** BEGIN MATERIAL FOR THIS EXERCISE **

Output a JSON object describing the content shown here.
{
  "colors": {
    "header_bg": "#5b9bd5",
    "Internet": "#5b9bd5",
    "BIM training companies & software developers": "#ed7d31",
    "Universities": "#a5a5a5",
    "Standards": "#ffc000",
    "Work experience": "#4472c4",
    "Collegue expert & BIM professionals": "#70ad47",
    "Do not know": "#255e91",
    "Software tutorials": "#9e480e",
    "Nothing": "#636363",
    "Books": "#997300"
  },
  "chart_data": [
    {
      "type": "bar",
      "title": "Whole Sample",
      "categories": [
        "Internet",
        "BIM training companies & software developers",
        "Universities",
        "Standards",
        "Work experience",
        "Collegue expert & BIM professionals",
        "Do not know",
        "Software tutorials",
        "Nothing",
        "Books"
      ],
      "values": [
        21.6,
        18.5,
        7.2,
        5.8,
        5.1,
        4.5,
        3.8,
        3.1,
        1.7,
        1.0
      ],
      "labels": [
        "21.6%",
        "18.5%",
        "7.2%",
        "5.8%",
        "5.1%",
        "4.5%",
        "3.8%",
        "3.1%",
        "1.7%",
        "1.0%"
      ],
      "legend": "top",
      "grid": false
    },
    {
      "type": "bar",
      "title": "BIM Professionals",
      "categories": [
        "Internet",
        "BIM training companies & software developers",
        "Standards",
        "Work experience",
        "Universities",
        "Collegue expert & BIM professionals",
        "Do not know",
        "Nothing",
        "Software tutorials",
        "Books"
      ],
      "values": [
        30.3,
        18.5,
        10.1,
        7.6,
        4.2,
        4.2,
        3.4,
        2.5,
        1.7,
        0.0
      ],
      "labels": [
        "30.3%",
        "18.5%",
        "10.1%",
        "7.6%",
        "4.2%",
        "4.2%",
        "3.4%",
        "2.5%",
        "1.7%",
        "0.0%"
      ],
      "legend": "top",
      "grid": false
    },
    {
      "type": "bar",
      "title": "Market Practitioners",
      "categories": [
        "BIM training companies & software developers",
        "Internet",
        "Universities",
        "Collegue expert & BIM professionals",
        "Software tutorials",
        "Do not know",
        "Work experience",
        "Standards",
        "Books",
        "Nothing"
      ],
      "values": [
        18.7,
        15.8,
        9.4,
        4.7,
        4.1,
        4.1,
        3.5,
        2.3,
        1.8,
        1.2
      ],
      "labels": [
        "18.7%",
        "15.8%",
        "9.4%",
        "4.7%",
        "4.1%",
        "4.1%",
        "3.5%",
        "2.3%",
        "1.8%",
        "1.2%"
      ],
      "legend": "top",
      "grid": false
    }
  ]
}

** END MATERIAL FOR THIS EXERCISE **
** BEGIN MATERIAL FOR THIS EXERCISE **

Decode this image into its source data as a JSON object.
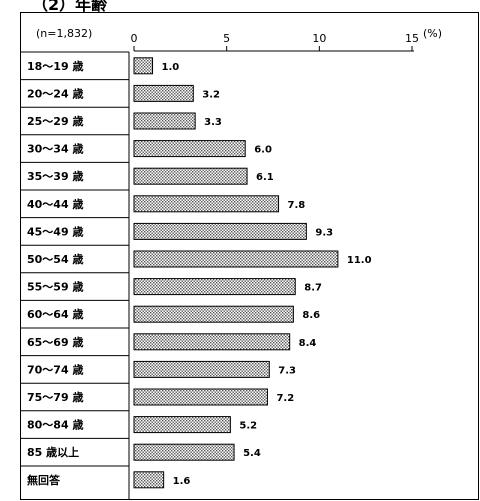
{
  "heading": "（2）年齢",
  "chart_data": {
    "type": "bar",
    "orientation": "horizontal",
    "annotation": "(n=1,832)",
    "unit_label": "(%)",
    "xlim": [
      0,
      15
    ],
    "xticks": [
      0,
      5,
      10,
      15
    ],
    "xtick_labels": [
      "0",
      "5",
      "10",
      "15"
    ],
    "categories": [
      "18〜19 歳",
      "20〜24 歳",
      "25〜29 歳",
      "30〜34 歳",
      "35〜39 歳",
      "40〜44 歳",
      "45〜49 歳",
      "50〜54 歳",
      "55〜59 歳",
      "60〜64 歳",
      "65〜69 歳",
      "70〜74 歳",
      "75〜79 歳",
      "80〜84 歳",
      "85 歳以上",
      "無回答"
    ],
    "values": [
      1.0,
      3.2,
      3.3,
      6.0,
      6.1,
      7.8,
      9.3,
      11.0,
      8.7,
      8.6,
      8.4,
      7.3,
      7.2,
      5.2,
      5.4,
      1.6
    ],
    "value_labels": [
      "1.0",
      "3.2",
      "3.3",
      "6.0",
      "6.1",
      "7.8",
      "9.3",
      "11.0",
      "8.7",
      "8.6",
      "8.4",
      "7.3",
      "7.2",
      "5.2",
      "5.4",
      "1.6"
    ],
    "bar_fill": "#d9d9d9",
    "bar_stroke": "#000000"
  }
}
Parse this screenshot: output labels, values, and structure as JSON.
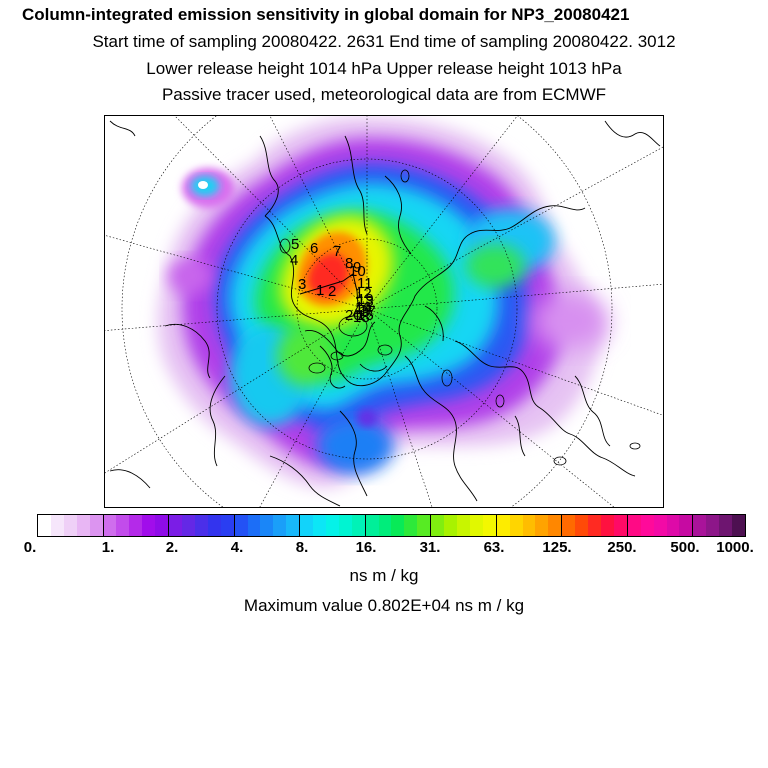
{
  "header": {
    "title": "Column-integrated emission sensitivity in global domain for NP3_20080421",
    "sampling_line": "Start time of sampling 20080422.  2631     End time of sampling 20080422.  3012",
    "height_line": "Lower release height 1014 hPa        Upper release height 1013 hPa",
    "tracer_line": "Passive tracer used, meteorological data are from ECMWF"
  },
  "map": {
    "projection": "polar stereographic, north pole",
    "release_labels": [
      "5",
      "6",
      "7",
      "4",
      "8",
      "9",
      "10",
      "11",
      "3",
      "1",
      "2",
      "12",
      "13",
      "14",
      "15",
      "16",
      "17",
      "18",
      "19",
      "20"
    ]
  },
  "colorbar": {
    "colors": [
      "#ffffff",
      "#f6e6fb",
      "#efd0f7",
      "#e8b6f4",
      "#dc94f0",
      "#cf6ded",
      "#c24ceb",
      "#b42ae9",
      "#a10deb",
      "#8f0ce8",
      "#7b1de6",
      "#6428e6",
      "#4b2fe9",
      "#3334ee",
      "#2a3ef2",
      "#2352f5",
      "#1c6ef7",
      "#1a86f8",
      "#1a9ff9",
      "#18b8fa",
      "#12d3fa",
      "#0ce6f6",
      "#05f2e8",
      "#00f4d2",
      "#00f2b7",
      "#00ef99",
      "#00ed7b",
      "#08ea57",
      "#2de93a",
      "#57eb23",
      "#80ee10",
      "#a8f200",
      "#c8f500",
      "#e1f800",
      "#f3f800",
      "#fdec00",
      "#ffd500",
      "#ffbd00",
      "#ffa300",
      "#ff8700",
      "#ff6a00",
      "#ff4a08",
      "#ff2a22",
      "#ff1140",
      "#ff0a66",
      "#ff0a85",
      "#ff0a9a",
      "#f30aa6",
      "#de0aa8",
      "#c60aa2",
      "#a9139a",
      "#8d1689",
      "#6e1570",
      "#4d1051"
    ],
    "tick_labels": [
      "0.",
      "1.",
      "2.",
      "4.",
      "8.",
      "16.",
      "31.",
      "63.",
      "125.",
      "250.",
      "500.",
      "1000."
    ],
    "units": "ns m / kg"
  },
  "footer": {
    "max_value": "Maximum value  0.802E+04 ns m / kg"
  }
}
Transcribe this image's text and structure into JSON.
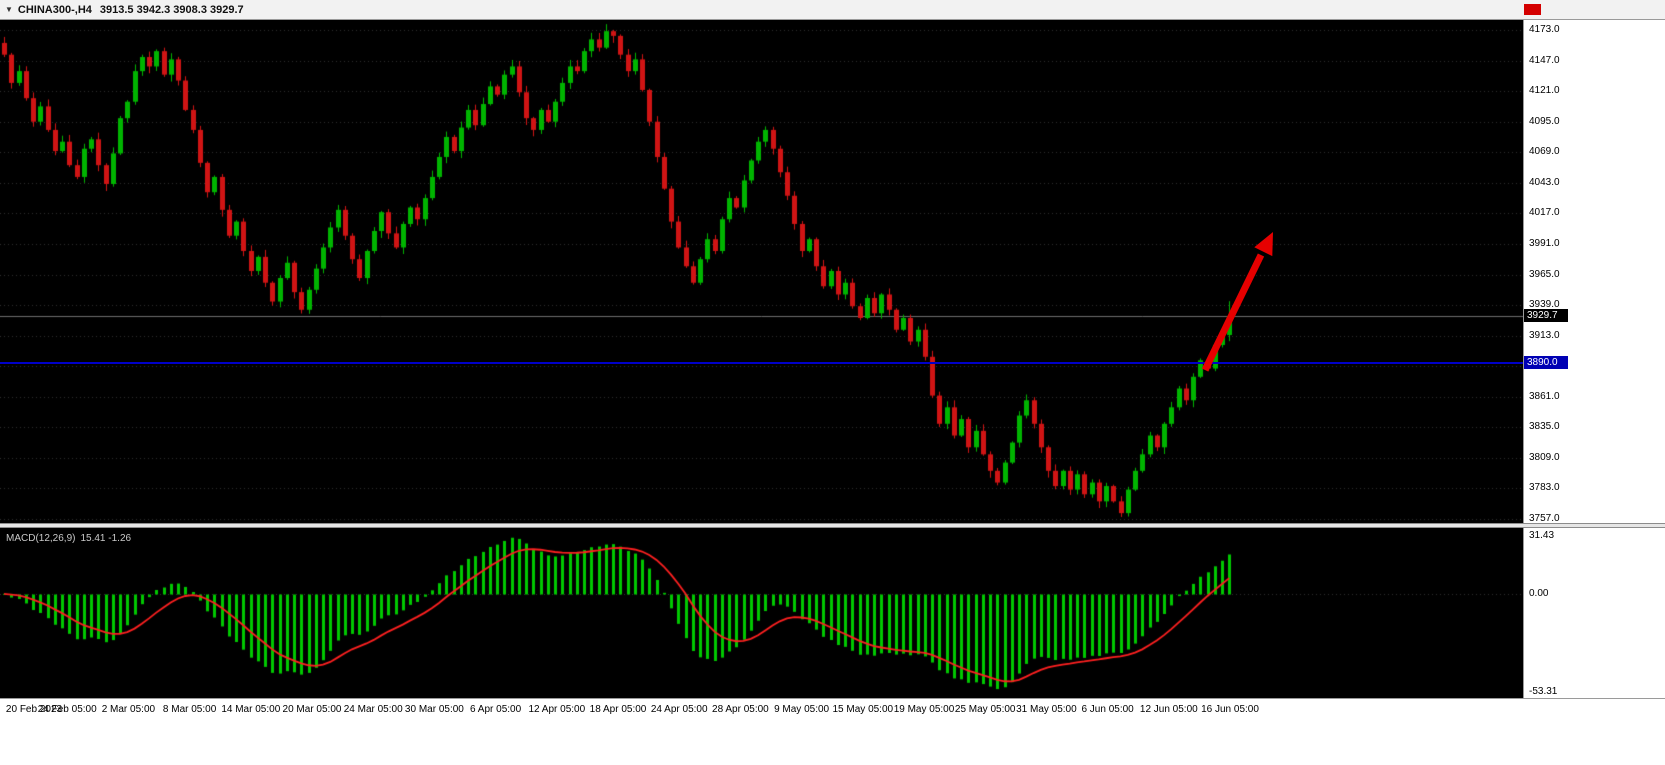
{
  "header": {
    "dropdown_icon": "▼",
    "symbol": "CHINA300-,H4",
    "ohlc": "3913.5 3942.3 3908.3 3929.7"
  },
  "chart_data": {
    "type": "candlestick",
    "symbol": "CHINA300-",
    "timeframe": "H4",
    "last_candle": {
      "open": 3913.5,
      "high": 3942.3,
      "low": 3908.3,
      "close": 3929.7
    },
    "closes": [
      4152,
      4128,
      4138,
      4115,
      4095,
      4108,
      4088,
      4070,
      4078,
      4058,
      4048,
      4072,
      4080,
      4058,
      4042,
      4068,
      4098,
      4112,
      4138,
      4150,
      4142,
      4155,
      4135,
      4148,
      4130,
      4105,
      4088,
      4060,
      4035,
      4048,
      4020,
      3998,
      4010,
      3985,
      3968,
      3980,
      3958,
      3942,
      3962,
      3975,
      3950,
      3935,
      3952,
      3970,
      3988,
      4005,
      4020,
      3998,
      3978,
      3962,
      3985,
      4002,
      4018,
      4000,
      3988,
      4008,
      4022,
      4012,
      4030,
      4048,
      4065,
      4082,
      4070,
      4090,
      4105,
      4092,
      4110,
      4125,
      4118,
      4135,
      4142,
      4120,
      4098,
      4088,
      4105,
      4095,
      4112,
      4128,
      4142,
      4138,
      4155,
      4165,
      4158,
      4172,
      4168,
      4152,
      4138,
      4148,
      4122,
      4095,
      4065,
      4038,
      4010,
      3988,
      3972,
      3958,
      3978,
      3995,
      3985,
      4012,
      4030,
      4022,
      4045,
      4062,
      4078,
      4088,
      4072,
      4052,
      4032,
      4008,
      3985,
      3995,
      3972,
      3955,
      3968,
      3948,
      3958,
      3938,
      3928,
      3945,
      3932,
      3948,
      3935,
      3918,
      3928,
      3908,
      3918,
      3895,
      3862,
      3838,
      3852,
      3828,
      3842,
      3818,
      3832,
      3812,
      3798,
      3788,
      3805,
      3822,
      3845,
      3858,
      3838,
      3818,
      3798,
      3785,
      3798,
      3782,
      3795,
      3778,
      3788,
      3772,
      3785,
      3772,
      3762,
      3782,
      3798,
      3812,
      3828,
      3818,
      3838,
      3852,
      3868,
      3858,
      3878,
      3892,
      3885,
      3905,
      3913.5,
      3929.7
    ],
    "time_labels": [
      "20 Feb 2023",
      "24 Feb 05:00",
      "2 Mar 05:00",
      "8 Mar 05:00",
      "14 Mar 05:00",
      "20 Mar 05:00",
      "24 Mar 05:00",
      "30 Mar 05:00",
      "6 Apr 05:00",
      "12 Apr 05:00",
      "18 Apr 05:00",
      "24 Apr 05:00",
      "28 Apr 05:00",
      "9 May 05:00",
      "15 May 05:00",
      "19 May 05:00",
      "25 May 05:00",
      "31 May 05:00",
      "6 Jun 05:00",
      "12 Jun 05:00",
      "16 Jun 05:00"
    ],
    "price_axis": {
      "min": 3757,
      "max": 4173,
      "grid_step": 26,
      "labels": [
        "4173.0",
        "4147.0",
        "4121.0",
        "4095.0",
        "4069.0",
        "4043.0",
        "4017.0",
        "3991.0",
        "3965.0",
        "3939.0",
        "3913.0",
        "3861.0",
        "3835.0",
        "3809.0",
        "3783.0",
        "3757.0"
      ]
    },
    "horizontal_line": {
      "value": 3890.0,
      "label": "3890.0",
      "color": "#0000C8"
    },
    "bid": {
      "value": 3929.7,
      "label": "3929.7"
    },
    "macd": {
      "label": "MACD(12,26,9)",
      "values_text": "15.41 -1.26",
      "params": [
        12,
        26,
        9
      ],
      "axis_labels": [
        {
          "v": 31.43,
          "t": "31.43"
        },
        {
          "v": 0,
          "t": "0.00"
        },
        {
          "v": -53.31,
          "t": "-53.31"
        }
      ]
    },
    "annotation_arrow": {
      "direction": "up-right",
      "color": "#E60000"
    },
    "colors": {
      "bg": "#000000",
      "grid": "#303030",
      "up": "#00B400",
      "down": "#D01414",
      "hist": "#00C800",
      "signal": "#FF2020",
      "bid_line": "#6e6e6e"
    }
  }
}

** END MATERIAL FOR THIS EXERCISE **

» **TASK STATEMENT**
Count every line of the material above that holds the string "Nothing", then state only the total.

» **SOLUTION TO THIS TASK**
4